Excerpted passage:
+++
Many resources of interest are also given external identifiers, such as accession numbers for objects, ORCIDs for people or groups, lot numbers for auctions, and so forth. Identifiers are represented in a very similar way to names, but instead use the Identifier class. Identifiers will normally have a classification determining which sort of identifier it is, to distinguish between internal repository system assigned numbers from museum assigned accession numbers, for example.

As Identifiers and Names use the same `identified_by` property, the JSON will frequently have mixed classes in the array. Unlike Names, Identifiers are not part of human language and thus cannot have translations or a language associated with them.

--- 
    
[Back to build menu](#build)

In [71]:
def objId(obj, baseURI, irn, titAccessionNo):
    artwork = {}       
    artwork["identified_by"] = []          
    artwork["identified_by"].append({
        "id": baseURI + "object/" + irn + "/irn",
        "type": "Identifier",
        "_label": "PMA Object Number",
        "content": irn,
        "classified_as": [{
            "id": "http://vocab.getty.edu/aat/300404621",
            "type": "Type",
            "_label": "repository numbers"
                        }]
                }) 
    if titAccessionNo != "":
        artwork["identified_by"].append({
        "id": baseURI + "object/" + irn + "/object-number",
        "type": "Identifier",
        "_label": "IMA at Newfields Object Number for the Object",
        "content": titAccessionNo,
        "classified_as": [{
            "id": "http://vocab.getty.edu/aat/300312355",
            "type": "Type",
            "_label": "accession numbers"
                        }]
                })
        
    return artwork

In [72]:
allObjects = csv.DictReader(open(file, mode='r',encoding='utf-8'))

for obj in allObjects:
    irn = obj["Object Number"]
    id = getObjDesc(obj, "id")
    
    all_linkedart[irn].update(id) 
print(json.dumps(id,indent=2))   

{
  "identified_by": [
    {
      "id": "https://philamuseum.org/collection/object/object/testq/irn",
      "type": "Identifier",
      "_label": "PMA Object Number",
      "content": "testq",
      "classified_as": [
        {
          "id": "http://vocab.getty.edu/aat/300404621",
          "type": "Type",
          "_label": "repository numbers"
        }
      ]
    }
  ]
}


### 4.3 Names <a id="name"/>

[Linked Art Data Model documentation](https://linked.art/model/base/#names)


As the `_label` property is intended as internal documentation for the data, it is strongly recommended that every resource that should be rendered to an end user also have at least one specific name. The name could be for an object, a person, a group, an event or anything else. This pattern uses the `identified_by` property, with a `Name` resource. The value of the name is given in the content property of the `Name`.
+++
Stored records
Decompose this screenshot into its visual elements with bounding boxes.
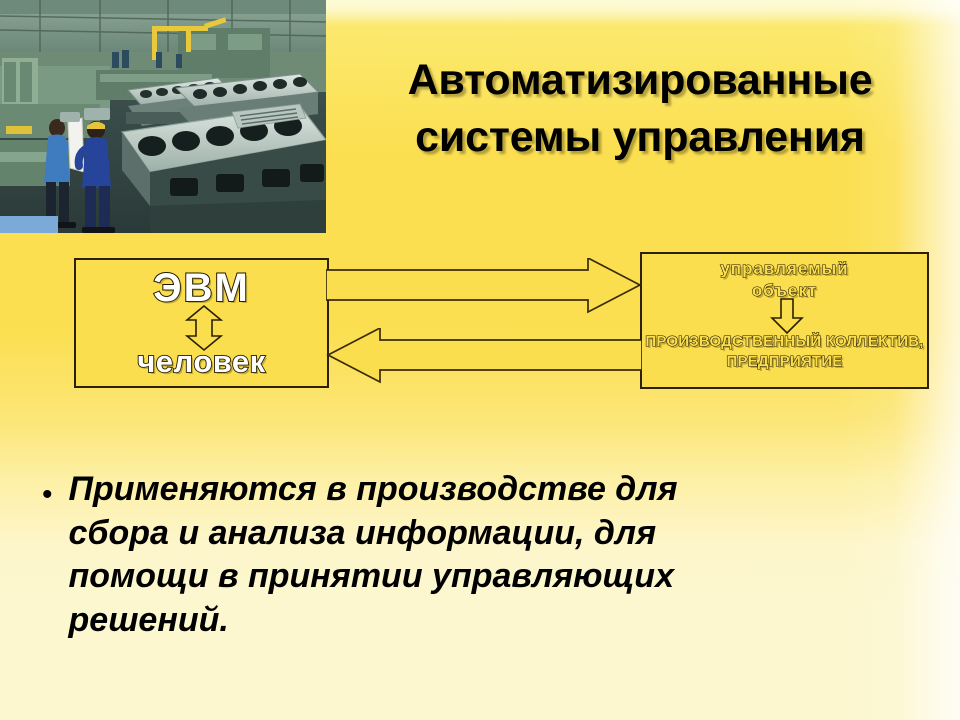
list-item: • Применяются в производстве для сбора и…: [42, 468, 702, 642]
slide-title-line1: Автоматизированные: [334, 52, 946, 109]
bullet-text: Применяются в производстве для сбора и а…: [69, 468, 702, 642]
slide-title-line2: системы управления: [334, 109, 946, 166]
factory-floor-photo: [0, 0, 326, 233]
slide-canvas: Автоматизированные системы управления ЭВ…: [0, 0, 960, 720]
slide-title: Автоматизированные системы управления: [334, 52, 946, 166]
bullet-marker-icon: •: [42, 468, 53, 510]
body-bullet-list: • Применяются в производстве для сбора и…: [42, 468, 702, 642]
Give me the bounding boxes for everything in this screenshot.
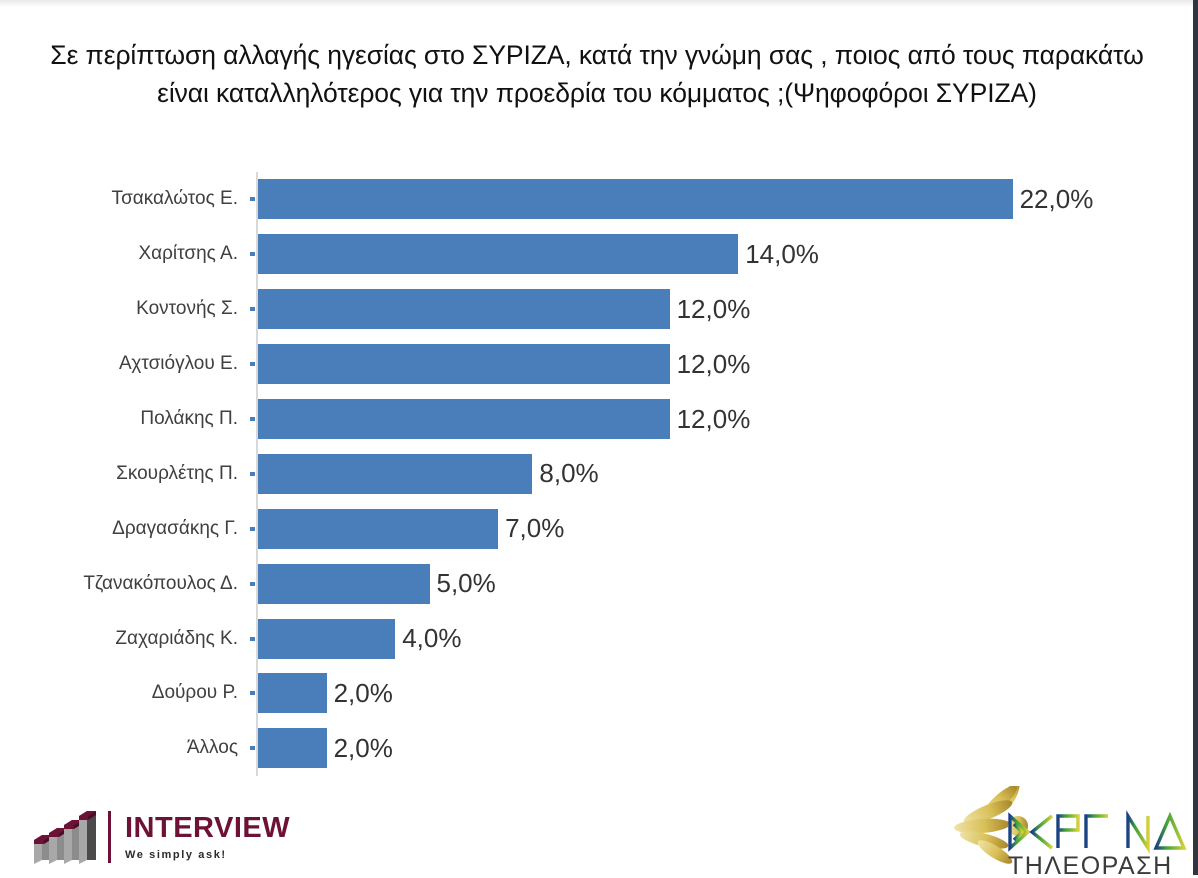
bar-row: Ζαχαριάδης Κ.4,0% xyxy=(0,611,1198,666)
bar-container: 2,0% xyxy=(258,673,393,713)
bar-container: 12,0% xyxy=(258,289,750,329)
vergina-logo: ΤΗΛΕΟΡΑΣΗ xyxy=(948,786,1192,878)
category-label: Ζαχαριάδης Κ. xyxy=(115,628,256,650)
bar[interactable] xyxy=(258,234,738,274)
chart-title: Σε περίπτωση αλλαγής ηγεσίας στο ΣΥΡΙΖΑ,… xyxy=(38,36,1156,112)
axis-tick xyxy=(250,691,255,695)
vergina-sun-icon: ΤΗΛΕΟΡΑΣΗ xyxy=(948,786,1192,878)
bar-value-label: 4,0% xyxy=(402,623,461,654)
bar-container: 22,0% xyxy=(258,179,1093,219)
interview-logo-tagline: We simply ask! xyxy=(125,849,290,861)
bar-value-label: 5,0% xyxy=(437,568,496,599)
interview-logo-text: INTERVIEW We simply ask! xyxy=(125,814,290,861)
bar-row: Δούρου Ρ.2,0% xyxy=(0,666,1198,721)
bar-row: Άλλος2,0% xyxy=(0,721,1198,776)
bar-container: 14,0% xyxy=(258,234,819,274)
category-label: Χαρίτσης Α. xyxy=(138,243,256,265)
bar[interactable] xyxy=(258,454,532,494)
bar-rows-container: Τσακαλώτος Ε.22,0%Χαρίτσης Α.14,0%Κοντον… xyxy=(0,172,1198,776)
bar-value-label: 14,0% xyxy=(745,239,819,270)
axis-tick xyxy=(250,252,255,256)
axis-tick xyxy=(250,197,255,201)
axis-tick xyxy=(250,527,255,531)
bar[interactable] xyxy=(258,289,670,329)
bar[interactable] xyxy=(258,728,327,768)
bar[interactable] xyxy=(258,179,1013,219)
axis-tick xyxy=(250,637,255,641)
slide-canvas: Σε περίπτωση αλλαγής ηγεσίας στο ΣΥΡΙΖΑ,… xyxy=(0,0,1198,875)
bar-chart-3d-icon xyxy=(32,808,98,866)
axis-tick xyxy=(250,362,255,366)
category-label: Πολάκης Π. xyxy=(140,408,256,430)
logo-divider xyxy=(108,811,111,863)
interview-logo: INTERVIEW We simply ask! xyxy=(32,806,302,868)
bar-container: 7,0% xyxy=(258,509,564,549)
bar-container: 4,0% xyxy=(258,619,461,659)
bar-value-label: 12,0% xyxy=(677,349,751,380)
bar-value-label: 2,0% xyxy=(334,678,393,709)
bar-value-label: 7,0% xyxy=(505,513,564,544)
bar[interactable] xyxy=(258,619,395,659)
axis-tick xyxy=(250,746,255,750)
svg-text:ΤΗΛΕΟΡΑΣΗ: ΤΗΛΕΟΡΑΣΗ xyxy=(1008,852,1173,878)
category-label: Άλλος xyxy=(187,737,256,759)
bar-value-label: 12,0% xyxy=(677,404,751,435)
bar[interactable] xyxy=(258,509,498,549)
category-label: Κοντονής Σ. xyxy=(136,298,256,320)
category-label: Σκουρλέτης Π. xyxy=(116,463,256,485)
axis-tick xyxy=(250,307,255,311)
bar-value-label: 22,0% xyxy=(1020,184,1094,215)
bar-row: Πολάκης Π.12,0% xyxy=(0,392,1198,447)
category-label: Αχτσιόγλου Ε. xyxy=(119,353,256,375)
bar-row: Δραγασάκης Γ.7,0% xyxy=(0,501,1198,556)
category-label: Τσακαλώτος Ε. xyxy=(112,188,256,210)
bar-container: 8,0% xyxy=(258,454,599,494)
interview-logo-name: INTERVIEW xyxy=(125,814,290,843)
bar[interactable] xyxy=(258,564,430,604)
bar[interactable] xyxy=(258,399,670,439)
bar-row: Αχτσιόγλου Ε.12,0% xyxy=(0,337,1198,392)
category-label: Δραγασάκης Γ. xyxy=(112,518,256,540)
bar-container: 12,0% xyxy=(258,399,750,439)
axis-tick xyxy=(250,582,255,586)
axis-tick xyxy=(250,417,255,421)
category-label: Τζανακόπουλος Δ. xyxy=(83,573,256,595)
chart-plot-area: Τσακαλώτος Ε.22,0%Χαρίτσης Α.14,0%Κοντον… xyxy=(0,172,1198,777)
bar-container: 2,0% xyxy=(258,728,393,768)
bar-row: Σκουρλέτης Π.8,0% xyxy=(0,446,1198,501)
axis-tick xyxy=(250,472,255,476)
bar-row: Τσακαλώτος Ε.22,0% xyxy=(0,172,1198,227)
bar-value-label: 12,0% xyxy=(677,294,751,325)
bar-row: Κοντονής Σ.12,0% xyxy=(0,282,1198,337)
category-label: Δούρου Ρ. xyxy=(152,682,256,704)
bar[interactable] xyxy=(258,673,327,713)
bar-value-label: 2,0% xyxy=(334,733,393,764)
bar-value-label: 8,0% xyxy=(539,458,598,489)
bar[interactable] xyxy=(258,344,670,384)
bar-row: Χαρίτσης Α.14,0% xyxy=(0,227,1198,282)
bar-container: 5,0% xyxy=(258,564,496,604)
bar-row: Τζανακόπουλος Δ.5,0% xyxy=(0,556,1198,611)
bar-container: 12,0% xyxy=(258,344,750,384)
+++
Your objective:
From the passage on identifiers in Linked Art, print the stretch from "return artwork" through "all_linkedart[irn].update(id)". The stored material plays no part in this.

Response to the exercise:
return artwork

In [72]:
allObjects = csv.DictReader(open(file, mode='r',encoding='utf-8'))

for obj in allObjects:
    irn = obj["Object Number"]
    id = getObjDesc(obj, "id")
    
    all_linkedart[irn].update(id)